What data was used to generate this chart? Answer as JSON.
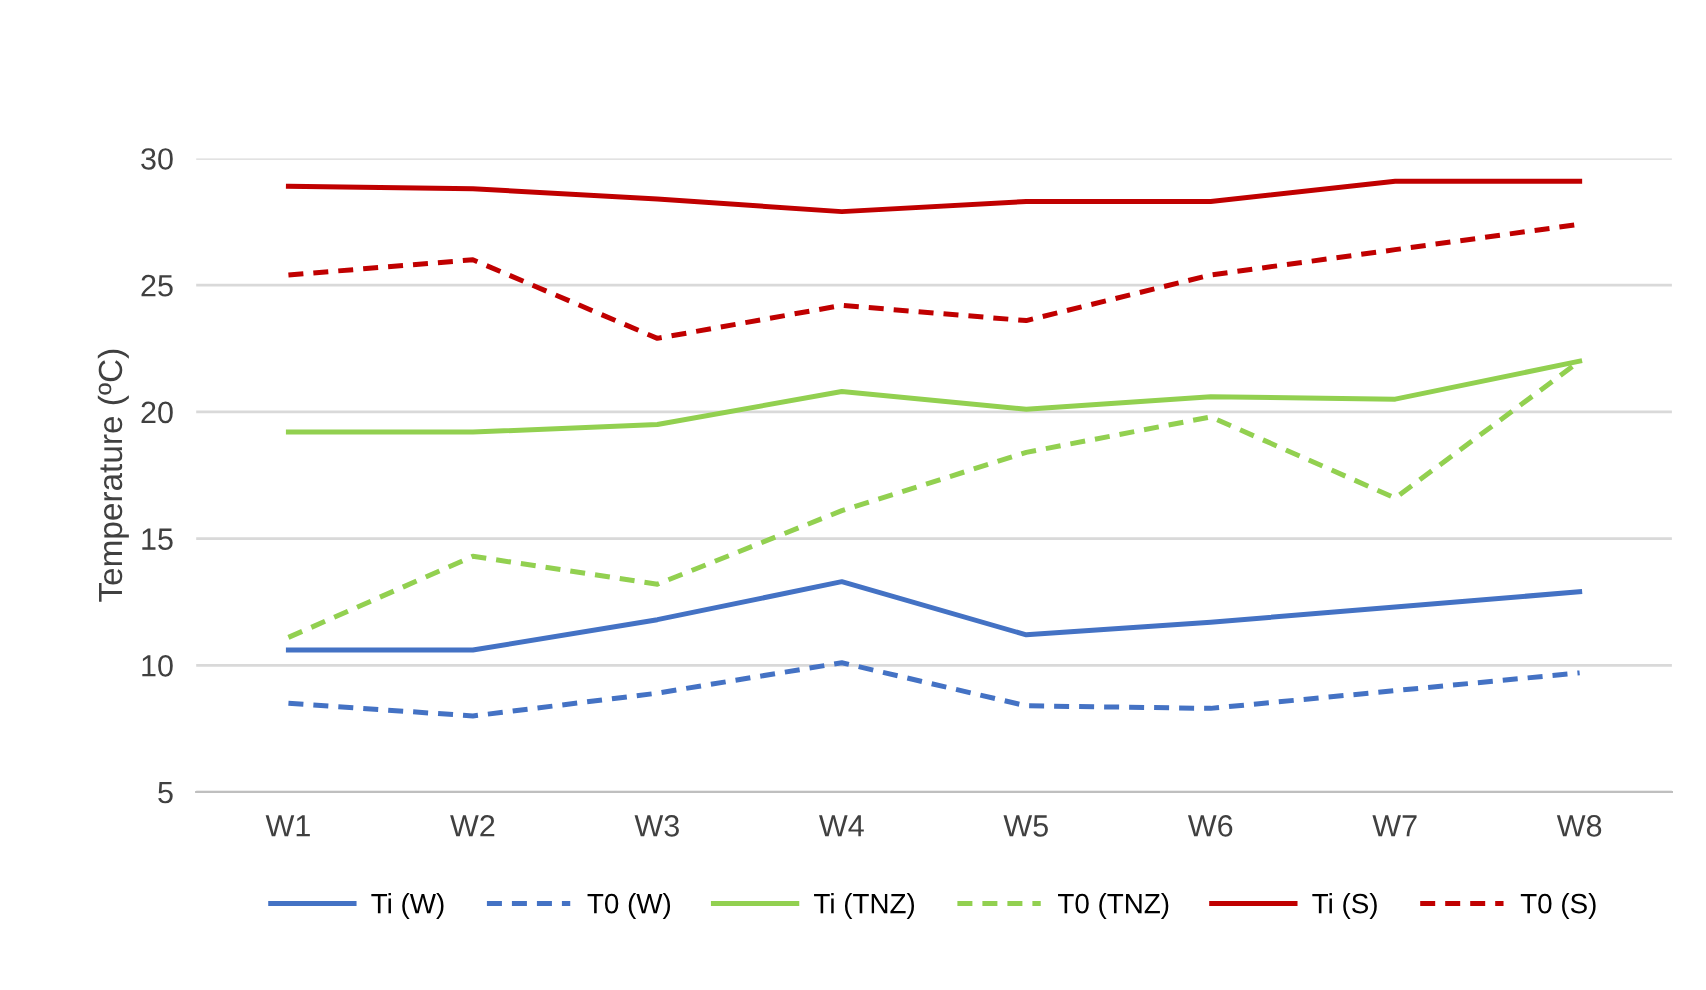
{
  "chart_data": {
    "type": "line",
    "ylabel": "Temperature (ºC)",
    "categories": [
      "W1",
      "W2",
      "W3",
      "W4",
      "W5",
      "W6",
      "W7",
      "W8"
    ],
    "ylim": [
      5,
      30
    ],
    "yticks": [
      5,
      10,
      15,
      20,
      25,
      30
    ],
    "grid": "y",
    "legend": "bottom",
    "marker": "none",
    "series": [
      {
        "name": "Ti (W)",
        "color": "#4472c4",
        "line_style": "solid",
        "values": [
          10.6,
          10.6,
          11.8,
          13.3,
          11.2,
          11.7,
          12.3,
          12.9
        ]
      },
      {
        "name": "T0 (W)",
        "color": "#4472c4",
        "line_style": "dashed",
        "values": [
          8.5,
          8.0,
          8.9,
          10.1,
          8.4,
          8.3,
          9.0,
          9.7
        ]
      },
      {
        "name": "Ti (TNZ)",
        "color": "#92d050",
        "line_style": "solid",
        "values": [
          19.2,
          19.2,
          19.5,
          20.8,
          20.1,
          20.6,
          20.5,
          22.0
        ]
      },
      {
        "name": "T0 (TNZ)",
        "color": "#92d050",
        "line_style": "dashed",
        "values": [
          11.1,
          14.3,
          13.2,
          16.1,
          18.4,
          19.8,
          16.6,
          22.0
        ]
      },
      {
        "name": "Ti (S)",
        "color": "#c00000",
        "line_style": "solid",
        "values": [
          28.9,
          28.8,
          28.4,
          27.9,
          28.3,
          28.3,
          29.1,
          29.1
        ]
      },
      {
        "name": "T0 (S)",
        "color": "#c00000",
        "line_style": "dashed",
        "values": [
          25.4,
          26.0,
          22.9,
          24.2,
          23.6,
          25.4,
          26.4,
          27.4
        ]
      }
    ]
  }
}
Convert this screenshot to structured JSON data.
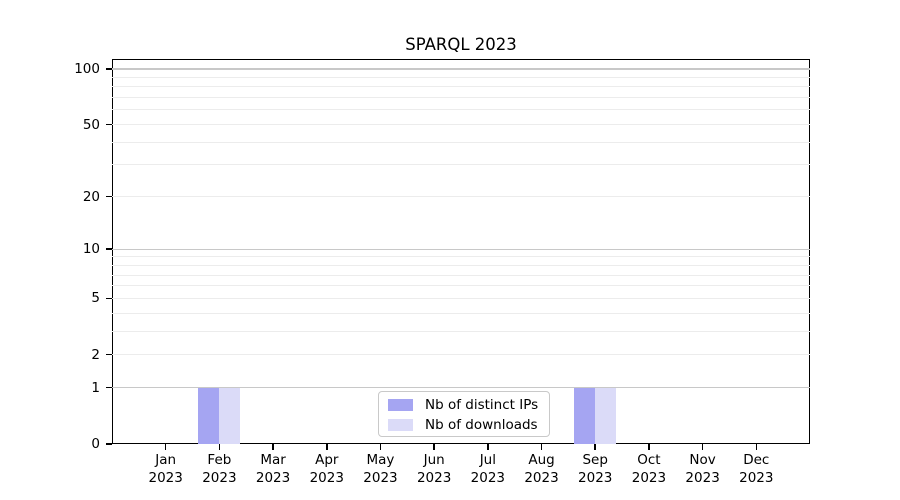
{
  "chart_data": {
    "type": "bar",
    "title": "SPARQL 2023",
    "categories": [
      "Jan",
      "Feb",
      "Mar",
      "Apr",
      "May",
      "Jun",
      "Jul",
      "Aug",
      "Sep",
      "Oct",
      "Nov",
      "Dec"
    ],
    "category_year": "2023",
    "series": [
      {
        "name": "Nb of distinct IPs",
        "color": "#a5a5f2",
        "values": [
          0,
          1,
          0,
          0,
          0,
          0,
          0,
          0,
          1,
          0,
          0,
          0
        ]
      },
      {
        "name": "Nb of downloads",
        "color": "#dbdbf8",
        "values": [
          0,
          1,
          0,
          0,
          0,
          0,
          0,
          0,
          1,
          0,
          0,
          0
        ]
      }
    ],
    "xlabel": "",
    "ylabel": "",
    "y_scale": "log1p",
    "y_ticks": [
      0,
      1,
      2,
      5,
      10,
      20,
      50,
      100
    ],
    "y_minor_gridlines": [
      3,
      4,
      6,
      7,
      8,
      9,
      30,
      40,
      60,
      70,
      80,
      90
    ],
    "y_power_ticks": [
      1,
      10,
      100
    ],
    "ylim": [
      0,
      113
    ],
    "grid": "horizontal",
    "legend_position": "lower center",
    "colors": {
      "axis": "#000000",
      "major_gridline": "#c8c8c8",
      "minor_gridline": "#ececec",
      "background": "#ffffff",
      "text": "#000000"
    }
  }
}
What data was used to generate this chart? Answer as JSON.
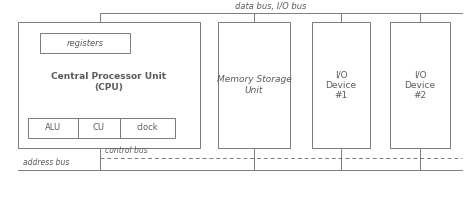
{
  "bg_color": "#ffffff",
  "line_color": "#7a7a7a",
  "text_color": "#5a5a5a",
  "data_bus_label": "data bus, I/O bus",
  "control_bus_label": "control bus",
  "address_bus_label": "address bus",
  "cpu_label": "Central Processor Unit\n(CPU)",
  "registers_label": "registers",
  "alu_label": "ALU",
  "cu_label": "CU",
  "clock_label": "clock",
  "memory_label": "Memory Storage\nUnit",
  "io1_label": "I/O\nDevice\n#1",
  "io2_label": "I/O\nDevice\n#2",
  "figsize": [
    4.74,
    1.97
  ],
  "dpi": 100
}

....

_PROBLEM DETAILS_: Nothing but the pictures may be dropped; output the records above exactly.

_RESULT OF THIS EXERCISE_:
What data was used to generate this chart? Answer as JSON.
{
  "chart_data": {
    "type": "line",
    "ylabel": "Temperature (ºC)",
    "categories": [
      "W1",
      "W2",
      "W3",
      "W4",
      "W5",
      "W6",
      "W7",
      "W8"
    ],
    "ylim": [
      5,
      30
    ],
    "yticks": [
      5,
      10,
      15,
      20,
      25,
      30
    ],
    "grid": "y",
    "legend": "bottom",
    "marker": "none",
    "series": [
      {
        "name": "Ti (W)",
        "color": "#4472c4",
        "line_style": "solid",
        "values": [
          10.6,
          10.6,
          11.8,
          13.3,
          11.2,
          11.7,
          12.3,
          12.9
        ]
      },
      {
        "name": "T0 (W)",
        "color": "#4472c4",
        "line_style": "dashed",
        "values": [
          8.5,
          8.0,
          8.9,
          10.1,
          8.4,
          8.3,
          9.0,
          9.7
        ]
      },
      {
        "name": "Ti (TNZ)",
        "color": "#92d050",
        "line_style": "solid",
        "values": [
          19.2,
          19.2,
          19.5,
          20.8,
          20.1,
          20.6,
          20.5,
          22.0
        ]
      },
      {
        "name": "T0 (TNZ)",
        "color": "#92d050",
        "line_style": "dashed",
        "values": [
          11.1,
          14.3,
          13.2,
          16.1,
          18.4,
          19.8,
          16.6,
          22.0
        ]
      },
      {
        "name": "Ti (S)",
        "color": "#c00000",
        "line_style": "solid",
        "values": [
          28.9,
          28.8,
          28.4,
          27.9,
          28.3,
          28.3,
          29.1,
          29.1
        ]
      },
      {
        "name": "T0 (S)",
        "color": "#c00000",
        "line_style": "dashed",
        "values": [
          25.4,
          26.0,
          22.9,
          24.2,
          23.6,
          25.4,
          26.4,
          27.4
        ]
      }
    ]
  }
}
Convert this screenshot to structured JSON data.
{
  "chart_data": {
    "type": "bar",
    "title": "SPARQL 2023",
    "categories": [
      "Jan",
      "Feb",
      "Mar",
      "Apr",
      "May",
      "Jun",
      "Jul",
      "Aug",
      "Sep",
      "Oct",
      "Nov",
      "Dec"
    ],
    "category_year": "2023",
    "series": [
      {
        "name": "Nb of distinct IPs",
        "color": "#a5a5f2",
        "values": [
          0,
          1,
          0,
          0,
          0,
          0,
          0,
          0,
          1,
          0,
          0,
          0
        ]
      },
      {
        "name": "Nb of downloads",
        "color": "#dbdbf8",
        "values": [
          0,
          1,
          0,
          0,
          0,
          0,
          0,
          0,
          1,
          0,
          0,
          0
        ]
      }
    ],
    "xlabel": "",
    "ylabel": "",
    "y_scale": "log1p",
    "y_ticks": [
      0,
      1,
      2,
      5,
      10,
      20,
      50,
      100
    ],
    "y_minor_gridlines": [
      3,
      4,
      6,
      7,
      8,
      9,
      30,
      40,
      60,
      70,
      80,
      90
    ],
    "y_power_ticks": [
      1,
      10,
      100
    ],
    "ylim": [
      0,
      113
    ],
    "grid": "horizontal",
    "legend_position": "lower center",
    "colors": {
      "axis": "#000000",
      "major_gridline": "#c8c8c8",
      "minor_gridline": "#ececec",
      "background": "#ffffff",
      "text": "#000000"
    }
  }
}
What data was used to generate this chart? Answer as JSON.
{
  "bg_color": "#ffffff",
  "line_color": "#7a7a7a",
  "text_color": "#5a5a5a",
  "data_bus_label": "data bus, I/O bus",
  "control_bus_label": "control bus",
  "address_bus_label": "address bus",
  "cpu_label": "Central Processor Unit\n(CPU)",
  "registers_label": "registers",
  "alu_label": "ALU",
  "cu_label": "CU",
  "clock_label": "clock",
  "memory_label": "Memory Storage\nUnit",
  "io1_label": "I/O\nDevice\n#1",
  "io2_label": "I/O\nDevice\n#2",
  "figsize": [
    4.74,
    1.97
  ],
  "dpi": 100
}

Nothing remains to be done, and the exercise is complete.